• YOUR GOAL
Below are the records. Gather each line that holds "this".

• SUPPLIED INFORMATION
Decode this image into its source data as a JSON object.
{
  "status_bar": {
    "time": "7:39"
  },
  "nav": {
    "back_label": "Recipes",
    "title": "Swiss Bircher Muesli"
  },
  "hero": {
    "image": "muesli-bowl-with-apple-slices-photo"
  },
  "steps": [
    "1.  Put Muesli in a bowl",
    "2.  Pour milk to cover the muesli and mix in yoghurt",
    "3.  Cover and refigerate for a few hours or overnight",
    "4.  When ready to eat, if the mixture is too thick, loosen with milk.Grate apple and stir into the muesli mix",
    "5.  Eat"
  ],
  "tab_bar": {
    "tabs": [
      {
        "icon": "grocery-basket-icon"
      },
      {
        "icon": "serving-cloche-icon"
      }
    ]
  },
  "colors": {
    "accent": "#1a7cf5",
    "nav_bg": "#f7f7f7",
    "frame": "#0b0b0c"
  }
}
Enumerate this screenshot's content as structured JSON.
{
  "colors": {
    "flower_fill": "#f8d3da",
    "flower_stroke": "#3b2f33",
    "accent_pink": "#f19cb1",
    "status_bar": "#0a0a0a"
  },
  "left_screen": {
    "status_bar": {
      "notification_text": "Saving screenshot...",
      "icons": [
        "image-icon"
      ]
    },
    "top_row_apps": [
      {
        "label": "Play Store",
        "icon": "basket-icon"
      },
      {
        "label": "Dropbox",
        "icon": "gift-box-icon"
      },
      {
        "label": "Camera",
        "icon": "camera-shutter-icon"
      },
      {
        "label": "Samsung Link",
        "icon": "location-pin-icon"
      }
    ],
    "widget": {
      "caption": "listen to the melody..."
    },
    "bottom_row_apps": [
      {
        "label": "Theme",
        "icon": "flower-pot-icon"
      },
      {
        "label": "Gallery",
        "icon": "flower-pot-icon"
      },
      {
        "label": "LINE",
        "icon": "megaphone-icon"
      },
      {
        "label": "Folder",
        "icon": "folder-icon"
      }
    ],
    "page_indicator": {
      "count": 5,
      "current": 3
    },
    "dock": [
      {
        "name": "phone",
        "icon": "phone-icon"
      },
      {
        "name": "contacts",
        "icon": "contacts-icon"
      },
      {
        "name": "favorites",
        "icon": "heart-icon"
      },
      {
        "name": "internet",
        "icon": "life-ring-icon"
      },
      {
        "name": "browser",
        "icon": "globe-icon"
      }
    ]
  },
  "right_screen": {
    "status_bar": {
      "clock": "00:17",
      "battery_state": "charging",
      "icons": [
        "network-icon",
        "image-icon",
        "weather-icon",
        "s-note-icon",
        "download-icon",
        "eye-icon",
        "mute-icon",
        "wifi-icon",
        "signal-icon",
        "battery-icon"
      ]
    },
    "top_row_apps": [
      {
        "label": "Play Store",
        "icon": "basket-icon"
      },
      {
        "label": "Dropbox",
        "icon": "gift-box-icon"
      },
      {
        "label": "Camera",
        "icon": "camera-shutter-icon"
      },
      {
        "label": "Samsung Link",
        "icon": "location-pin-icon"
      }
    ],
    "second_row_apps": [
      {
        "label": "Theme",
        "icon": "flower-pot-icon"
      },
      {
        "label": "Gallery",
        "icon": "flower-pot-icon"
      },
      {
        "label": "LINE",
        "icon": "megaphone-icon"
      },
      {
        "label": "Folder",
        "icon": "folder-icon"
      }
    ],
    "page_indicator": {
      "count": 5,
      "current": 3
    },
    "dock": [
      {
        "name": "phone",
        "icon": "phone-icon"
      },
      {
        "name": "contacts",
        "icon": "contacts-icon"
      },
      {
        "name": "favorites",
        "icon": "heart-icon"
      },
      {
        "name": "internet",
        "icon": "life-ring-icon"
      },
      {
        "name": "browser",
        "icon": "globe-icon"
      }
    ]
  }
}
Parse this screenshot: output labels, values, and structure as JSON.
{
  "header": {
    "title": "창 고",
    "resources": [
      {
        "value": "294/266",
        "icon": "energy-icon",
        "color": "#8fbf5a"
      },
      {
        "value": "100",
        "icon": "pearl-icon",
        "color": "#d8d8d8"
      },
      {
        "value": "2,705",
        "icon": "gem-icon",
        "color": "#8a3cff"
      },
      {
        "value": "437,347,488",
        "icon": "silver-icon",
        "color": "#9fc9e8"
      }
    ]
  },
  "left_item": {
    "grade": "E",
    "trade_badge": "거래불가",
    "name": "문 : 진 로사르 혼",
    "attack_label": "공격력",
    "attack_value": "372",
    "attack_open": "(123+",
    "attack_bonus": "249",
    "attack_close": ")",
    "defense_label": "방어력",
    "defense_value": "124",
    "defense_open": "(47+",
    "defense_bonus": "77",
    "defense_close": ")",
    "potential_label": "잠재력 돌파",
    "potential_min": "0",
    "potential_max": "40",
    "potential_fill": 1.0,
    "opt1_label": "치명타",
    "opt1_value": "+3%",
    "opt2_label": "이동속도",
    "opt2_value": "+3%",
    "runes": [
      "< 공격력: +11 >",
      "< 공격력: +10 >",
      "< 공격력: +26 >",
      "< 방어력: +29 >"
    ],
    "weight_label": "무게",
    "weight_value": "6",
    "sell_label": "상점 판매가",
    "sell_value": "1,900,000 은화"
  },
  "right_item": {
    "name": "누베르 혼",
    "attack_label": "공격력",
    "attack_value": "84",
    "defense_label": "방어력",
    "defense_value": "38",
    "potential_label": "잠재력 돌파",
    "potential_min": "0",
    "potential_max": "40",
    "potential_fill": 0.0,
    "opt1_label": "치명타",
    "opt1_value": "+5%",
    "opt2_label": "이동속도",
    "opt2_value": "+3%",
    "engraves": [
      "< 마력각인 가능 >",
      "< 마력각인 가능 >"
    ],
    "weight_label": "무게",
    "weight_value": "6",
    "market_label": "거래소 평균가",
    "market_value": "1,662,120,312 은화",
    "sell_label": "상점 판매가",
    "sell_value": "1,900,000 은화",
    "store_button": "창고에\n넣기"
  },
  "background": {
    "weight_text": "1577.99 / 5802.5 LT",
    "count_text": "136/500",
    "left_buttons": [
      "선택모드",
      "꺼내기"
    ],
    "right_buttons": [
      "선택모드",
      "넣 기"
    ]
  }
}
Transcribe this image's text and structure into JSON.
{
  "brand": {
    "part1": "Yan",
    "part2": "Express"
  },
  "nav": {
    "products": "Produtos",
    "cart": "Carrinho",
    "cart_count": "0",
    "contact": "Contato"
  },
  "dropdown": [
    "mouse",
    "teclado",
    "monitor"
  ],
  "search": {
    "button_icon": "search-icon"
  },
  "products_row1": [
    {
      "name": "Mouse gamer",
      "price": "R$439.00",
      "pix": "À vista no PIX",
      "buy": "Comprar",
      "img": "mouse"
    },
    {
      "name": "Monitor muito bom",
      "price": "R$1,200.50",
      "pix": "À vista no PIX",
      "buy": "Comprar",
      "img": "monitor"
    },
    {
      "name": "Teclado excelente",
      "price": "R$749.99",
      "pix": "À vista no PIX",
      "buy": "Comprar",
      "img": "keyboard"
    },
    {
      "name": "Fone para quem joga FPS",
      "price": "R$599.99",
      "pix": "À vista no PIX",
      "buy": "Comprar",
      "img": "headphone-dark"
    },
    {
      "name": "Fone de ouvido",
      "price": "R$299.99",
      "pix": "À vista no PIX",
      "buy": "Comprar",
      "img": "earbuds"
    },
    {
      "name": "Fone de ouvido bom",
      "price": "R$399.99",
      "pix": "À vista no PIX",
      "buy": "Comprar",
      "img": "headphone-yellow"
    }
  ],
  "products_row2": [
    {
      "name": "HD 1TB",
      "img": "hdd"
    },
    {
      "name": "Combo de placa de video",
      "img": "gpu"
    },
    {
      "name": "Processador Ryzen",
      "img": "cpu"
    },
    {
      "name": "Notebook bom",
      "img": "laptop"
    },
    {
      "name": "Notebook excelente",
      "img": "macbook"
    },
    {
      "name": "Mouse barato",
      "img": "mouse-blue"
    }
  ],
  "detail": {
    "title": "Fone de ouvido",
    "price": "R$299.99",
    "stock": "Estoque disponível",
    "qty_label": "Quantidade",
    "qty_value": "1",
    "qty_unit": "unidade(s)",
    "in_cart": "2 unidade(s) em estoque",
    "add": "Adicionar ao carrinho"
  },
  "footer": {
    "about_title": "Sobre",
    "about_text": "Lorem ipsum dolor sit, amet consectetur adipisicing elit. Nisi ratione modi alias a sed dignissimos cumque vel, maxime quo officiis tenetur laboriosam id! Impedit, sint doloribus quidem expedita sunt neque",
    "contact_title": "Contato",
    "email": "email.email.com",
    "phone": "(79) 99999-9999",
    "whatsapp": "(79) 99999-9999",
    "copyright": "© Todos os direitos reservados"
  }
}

• EXERCISE OUTPUT
Decode this image into its source data as a JSON object.
Enumerate this screenshot's content as structured JSON.
Parse this screenshot: output labels, values, and structure as JSON.
Transcribe this image's text and structure into JSON.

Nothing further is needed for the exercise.